*EXERCISE GOAL*. Write out the entries below once more, exactly, with the pictures left out.

=== DATA PROVIDED ===

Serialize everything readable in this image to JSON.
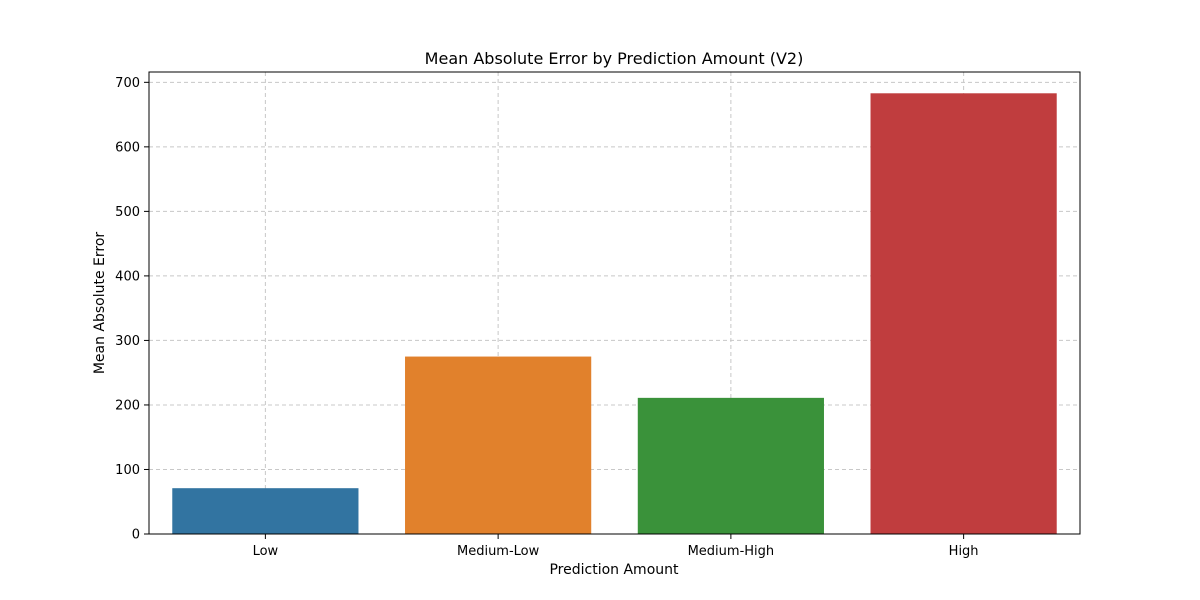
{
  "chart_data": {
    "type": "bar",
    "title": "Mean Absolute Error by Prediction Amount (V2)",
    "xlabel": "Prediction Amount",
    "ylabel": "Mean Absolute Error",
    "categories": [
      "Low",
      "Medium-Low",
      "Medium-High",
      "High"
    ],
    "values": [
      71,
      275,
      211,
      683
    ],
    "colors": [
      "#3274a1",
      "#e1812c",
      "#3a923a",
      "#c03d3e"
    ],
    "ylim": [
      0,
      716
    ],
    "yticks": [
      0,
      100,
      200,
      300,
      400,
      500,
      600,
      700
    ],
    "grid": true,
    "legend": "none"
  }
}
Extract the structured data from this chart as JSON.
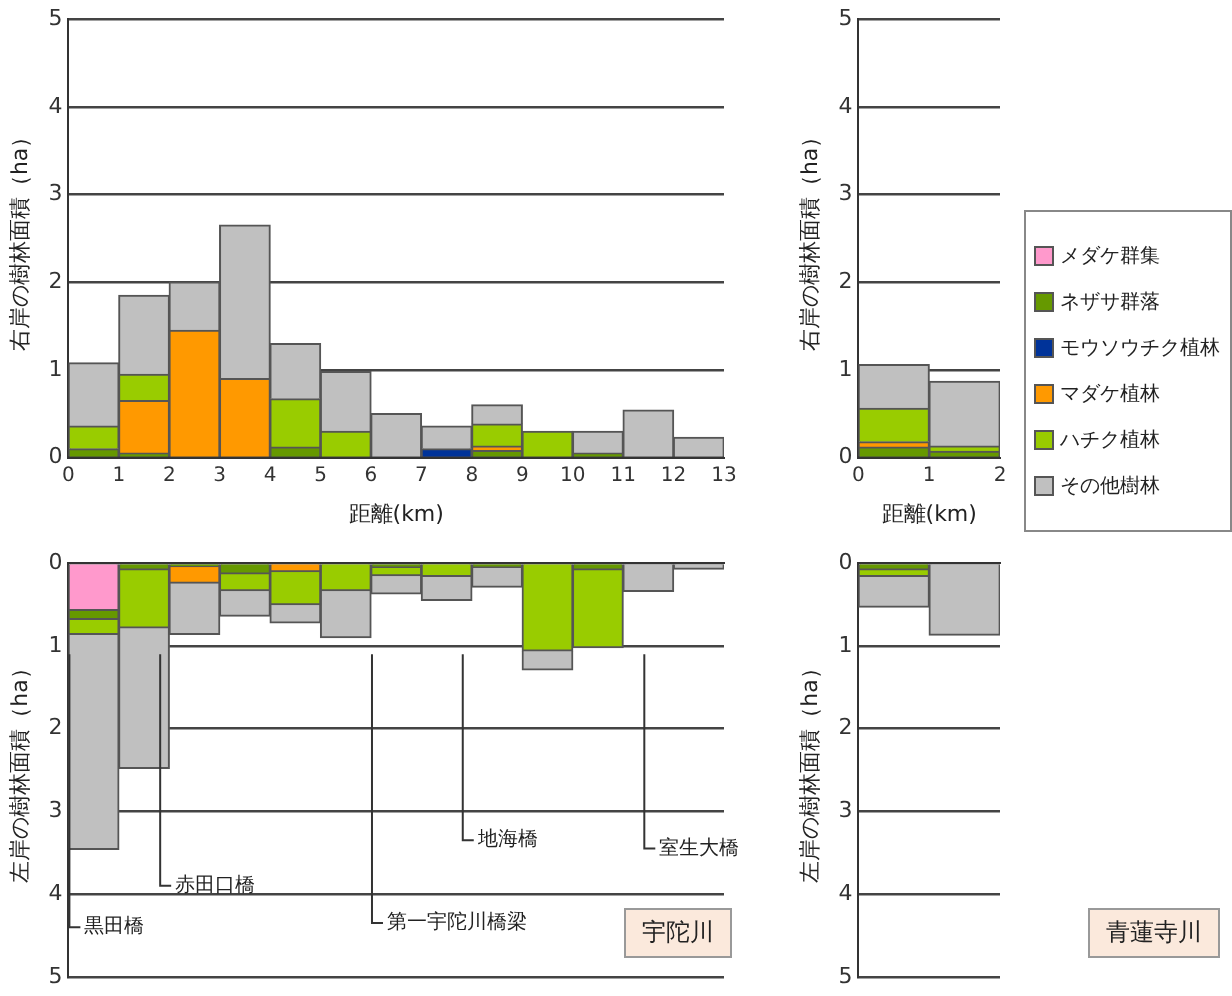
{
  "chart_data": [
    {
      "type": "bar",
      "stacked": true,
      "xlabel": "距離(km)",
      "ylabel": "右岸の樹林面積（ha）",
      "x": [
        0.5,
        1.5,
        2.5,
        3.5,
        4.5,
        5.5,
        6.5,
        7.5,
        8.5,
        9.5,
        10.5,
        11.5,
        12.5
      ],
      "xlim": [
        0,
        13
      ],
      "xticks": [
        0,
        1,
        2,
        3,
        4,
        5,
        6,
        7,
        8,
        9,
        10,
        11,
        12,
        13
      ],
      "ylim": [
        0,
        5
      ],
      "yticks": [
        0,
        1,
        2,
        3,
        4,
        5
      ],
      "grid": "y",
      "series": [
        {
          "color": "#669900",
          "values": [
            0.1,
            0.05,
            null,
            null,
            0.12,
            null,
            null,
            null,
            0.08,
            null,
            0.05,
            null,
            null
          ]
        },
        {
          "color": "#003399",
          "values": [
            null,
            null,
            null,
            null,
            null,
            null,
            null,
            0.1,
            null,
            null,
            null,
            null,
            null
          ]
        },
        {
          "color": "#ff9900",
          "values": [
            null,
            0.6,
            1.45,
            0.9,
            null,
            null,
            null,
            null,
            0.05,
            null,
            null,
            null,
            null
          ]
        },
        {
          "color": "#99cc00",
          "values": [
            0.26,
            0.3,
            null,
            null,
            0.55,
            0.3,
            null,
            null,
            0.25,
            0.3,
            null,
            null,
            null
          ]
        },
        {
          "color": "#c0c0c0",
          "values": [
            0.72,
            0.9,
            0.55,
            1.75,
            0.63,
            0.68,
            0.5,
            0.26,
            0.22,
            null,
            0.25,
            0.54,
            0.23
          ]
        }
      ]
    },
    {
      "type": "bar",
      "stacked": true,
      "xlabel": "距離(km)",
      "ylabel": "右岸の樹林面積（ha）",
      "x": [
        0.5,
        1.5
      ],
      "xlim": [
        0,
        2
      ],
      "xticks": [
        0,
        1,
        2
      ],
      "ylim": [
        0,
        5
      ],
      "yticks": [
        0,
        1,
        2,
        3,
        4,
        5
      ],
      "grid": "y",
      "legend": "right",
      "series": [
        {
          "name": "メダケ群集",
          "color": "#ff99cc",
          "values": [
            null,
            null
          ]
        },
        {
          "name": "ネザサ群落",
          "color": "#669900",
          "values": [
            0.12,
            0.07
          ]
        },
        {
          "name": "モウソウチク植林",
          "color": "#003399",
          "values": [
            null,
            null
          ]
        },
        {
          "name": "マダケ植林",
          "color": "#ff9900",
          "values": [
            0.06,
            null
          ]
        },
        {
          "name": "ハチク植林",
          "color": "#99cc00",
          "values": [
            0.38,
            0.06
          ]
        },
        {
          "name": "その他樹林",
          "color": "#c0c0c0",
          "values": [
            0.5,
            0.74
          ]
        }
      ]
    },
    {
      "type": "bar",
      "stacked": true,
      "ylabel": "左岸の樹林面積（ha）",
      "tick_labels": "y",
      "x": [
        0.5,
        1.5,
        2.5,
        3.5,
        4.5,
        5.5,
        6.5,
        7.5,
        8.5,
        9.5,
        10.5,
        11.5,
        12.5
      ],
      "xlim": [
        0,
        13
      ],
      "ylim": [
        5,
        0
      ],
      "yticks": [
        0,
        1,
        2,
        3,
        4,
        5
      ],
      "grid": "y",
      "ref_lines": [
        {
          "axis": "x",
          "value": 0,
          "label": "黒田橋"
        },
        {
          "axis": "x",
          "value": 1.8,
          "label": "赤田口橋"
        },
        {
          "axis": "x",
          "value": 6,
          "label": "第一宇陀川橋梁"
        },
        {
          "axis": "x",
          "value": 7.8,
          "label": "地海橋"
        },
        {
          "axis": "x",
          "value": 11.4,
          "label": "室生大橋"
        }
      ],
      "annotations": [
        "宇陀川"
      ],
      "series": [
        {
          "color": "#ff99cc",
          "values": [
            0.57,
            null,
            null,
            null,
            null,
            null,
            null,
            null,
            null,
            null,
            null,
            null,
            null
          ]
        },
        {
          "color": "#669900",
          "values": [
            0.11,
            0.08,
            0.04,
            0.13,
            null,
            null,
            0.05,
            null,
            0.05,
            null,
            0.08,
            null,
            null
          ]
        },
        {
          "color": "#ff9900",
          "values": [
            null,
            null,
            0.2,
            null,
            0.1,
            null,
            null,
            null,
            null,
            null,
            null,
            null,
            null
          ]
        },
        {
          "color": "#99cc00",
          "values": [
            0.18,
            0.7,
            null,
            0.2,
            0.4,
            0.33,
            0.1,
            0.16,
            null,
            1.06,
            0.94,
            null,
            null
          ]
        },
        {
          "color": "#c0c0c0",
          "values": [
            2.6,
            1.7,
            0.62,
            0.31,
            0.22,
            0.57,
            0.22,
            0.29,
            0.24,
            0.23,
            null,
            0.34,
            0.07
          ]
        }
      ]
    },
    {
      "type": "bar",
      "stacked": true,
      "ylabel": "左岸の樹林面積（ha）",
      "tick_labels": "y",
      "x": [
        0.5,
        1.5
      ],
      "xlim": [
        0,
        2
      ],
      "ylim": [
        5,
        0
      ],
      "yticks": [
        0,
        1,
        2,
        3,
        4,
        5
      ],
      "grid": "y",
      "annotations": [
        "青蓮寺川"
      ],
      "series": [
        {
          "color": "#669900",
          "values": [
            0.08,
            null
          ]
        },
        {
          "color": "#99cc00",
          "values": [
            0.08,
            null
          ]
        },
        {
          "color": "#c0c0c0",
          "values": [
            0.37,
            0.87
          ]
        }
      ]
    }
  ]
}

===

*COMPLETE ANSWER*.
Serialize everything readable in this image to JSON.
{
  "chart_data": {
    "type": "bar",
    "title": "Mean Absolute Error by Prediction Amount (V2)",
    "xlabel": "Prediction Amount",
    "ylabel": "Mean Absolute Error",
    "categories": [
      "Low",
      "Medium-Low",
      "Medium-High",
      "High"
    ],
    "values": [
      71,
      275,
      211,
      683
    ],
    "colors": [
      "#3274a1",
      "#e1812c",
      "#3a923a",
      "#c03d3e"
    ],
    "ylim": [
      0,
      716
    ],
    "yticks": [
      0,
      100,
      200,
      300,
      400,
      500,
      600,
      700
    ],
    "grid": true,
    "legend": "none"
  }
}
Extract the structured data from this chart as JSON.
{
  "chart_data": [
    {
      "type": "bar",
      "stacked": true,
      "xlabel": "距離(km)",
      "ylabel": "右岸の樹林面積（ha）",
      "x": [
        0.5,
        1.5,
        2.5,
        3.5,
        4.5,
        5.5,
        6.5,
        7.5,
        8.5,
        9.5,
        10.5,
        11.5,
        12.5
      ],
      "xlim": [
        0,
        13
      ],
      "xticks": [
        0,
        1,
        2,
        3,
        4,
        5,
        6,
        7,
        8,
        9,
        10,
        11,
        12,
        13
      ],
      "ylim": [
        0,
        5
      ],
      "yticks": [
        0,
        1,
        2,
        3,
        4,
        5
      ],
      "grid": "y",
      "series": [
        {
          "color": "#669900",
          "values": [
            0.1,
            0.05,
            null,
            null,
            0.12,
            null,
            null,
            null,
            0.08,
            null,
            0.05,
            null,
            null
          ]
        },
        {
          "color": "#003399",
          "values": [
            null,
            null,
            null,
            null,
            null,
            null,
            null,
            0.1,
            null,
            null,
            null,
            null,
            null
          ]
        },
        {
          "color": "#ff9900",
          "values": [
            null,
            0.6,
            1.45,
            0.9,
            null,
            null,
            null,
            null,
            0.05,
            null,
            null,
            null,
            null
          ]
        },
        {
          "color": "#99cc00",
          "values": [
            0.26,
            0.3,
            null,
            null,
            0.55,
            0.3,
            null,
            null,
            0.25,
            0.3,
            null,
            null,
            null
          ]
        },
        {
          "color": "#c0c0c0",
          "values": [
            0.72,
            0.9,
            0.55,
            1.75,
            0.63,
            0.68,
            0.5,
            0.26,
            0.22,
            null,
            0.25,
            0.54,
            0.23
          ]
        }
      ]
    },
    {
      "type": "bar",
      "stacked": true,
      "xlabel": "距離(km)",
      "ylabel": "右岸の樹林面積（ha）",
      "x": [
        0.5,
        1.5
      ],
      "xlim": [
        0,
        2
      ],
      "xticks": [
        0,
        1,
        2
      ],
      "ylim": [
        0,
        5
      ],
      "yticks": [
        0,
        1,
        2,
        3,
        4,
        5
      ],
      "grid": "y",
      "legend": "right",
      "series": [
        {
          "name": "メダケ群集",
          "color": "#ff99cc",
          "values": [
            null,
            null
          ]
        },
        {
          "name": "ネザサ群落",
          "color": "#669900",
          "values": [
            0.12,
            0.07
          ]
        },
        {
          "name": "モウソウチク植林",
          "color": "#003399",
          "values": [
            null,
            null
          ]
        },
        {
          "name": "マダケ植林",
          "color": "#ff9900",
          "values": [
            0.06,
            null
          ]
        },
        {
          "name": "ハチク植林",
          "color": "#99cc00",
          "values": [
            0.38,
            0.06
          ]
        },
        {
          "name": "その他樹林",
          "color": "#c0c0c0",
          "values": [
            0.5,
            0.74
          ]
        }
      ]
    },
    {
      "type": "bar",
      "stacked": true,
      "ylabel": "左岸の樹林面積（ha）",
      "tick_labels": "y",
      "x": [
        0.5,
        1.5,
        2.5,
        3.5,
        4.5,
        5.5,
        6.5,
        7.5,
        8.5,
        9.5,
        10.5,
        11.5,
        12.5
      ],
      "xlim": [
        0,
        13
      ],
      "ylim": [
        5,
        0
      ],
      "yticks": [
        0,
        1,
        2,
        3,
        4,
        5
      ],
      "grid": "y",
      "ref_lines": [
        {
          "axis": "x",
          "value": 0,
          "label": "黒田橋"
        },
        {
          "axis": "x",
          "value": 1.8,
          "label": "赤田口橋"
        },
        {
          "axis": "x",
          "value": 6,
          "label": "第一宇陀川橋梁"
        },
        {
          "axis": "x",
          "value": 7.8,
          "label": "地海橋"
        },
        {
          "axis": "x",
          "value": 11.4,
          "label": "室生大橋"
        }
      ],
      "annotations": [
        "宇陀川"
      ],
      "series": [
        {
          "color": "#ff99cc",
          "values": [
            0.57,
            null,
            null,
            null,
            null,
            null,
            null,
            null,
            null,
            null,
            null,
            null,
            null
          ]
        },
        {
          "color": "#669900",
          "values": [
            0.11,
            0.08,
            0.04,
            0.13,
            null,
            null,
            0.05,
            null,
            0.05,
            null,
            0.08,
            null,
            null
          ]
        },
        {
          "color": "#ff9900",
          "values": [
            null,
            null,
            0.2,
            null,
            0.1,
            null,
            null,
            null,
            null,
            null,
            null,
            null,
            null
          ]
        },
        {
          "color": "#99cc00",
          "values": [
            0.18,
            0.7,
            null,
            0.2,
            0.4,
            0.33,
            0.1,
            0.16,
            null,
            1.06,
            0.94,
            null,
            null
          ]
        },
        {
          "color": "#c0c0c0",
          "values": [
            2.6,
            1.7,
            0.62,
            0.31,
            0.22,
            0.57,
            0.22,
            0.29,
            0.24,
            0.23,
            null,
            0.34,
            0.07
          ]
        }
      ]
    },
    {
      "type": "bar",
      "stacked": true,
      "ylabel": "左岸の樹林面積（ha）",
      "tick_labels": "y",
      "x": [
        0.5,
        1.5
      ],
      "xlim": [
        0,
        2
      ],
      "ylim": [
        5,
        0
      ],
      "yticks": [
        0,
        1,
        2,
        3,
        4,
        5
      ],
      "grid": "y",
      "annotations": [
        "青蓮寺川"
      ],
      "series": [
        {
          "color": "#669900",
          "values": [
            0.08,
            null
          ]
        },
        {
          "color": "#99cc00",
          "values": [
            0.08,
            null
          ]
        },
        {
          "color": "#c0c0c0",
          "values": [
            0.37,
            0.87
          ]
        }
      ]
    }
  ]
}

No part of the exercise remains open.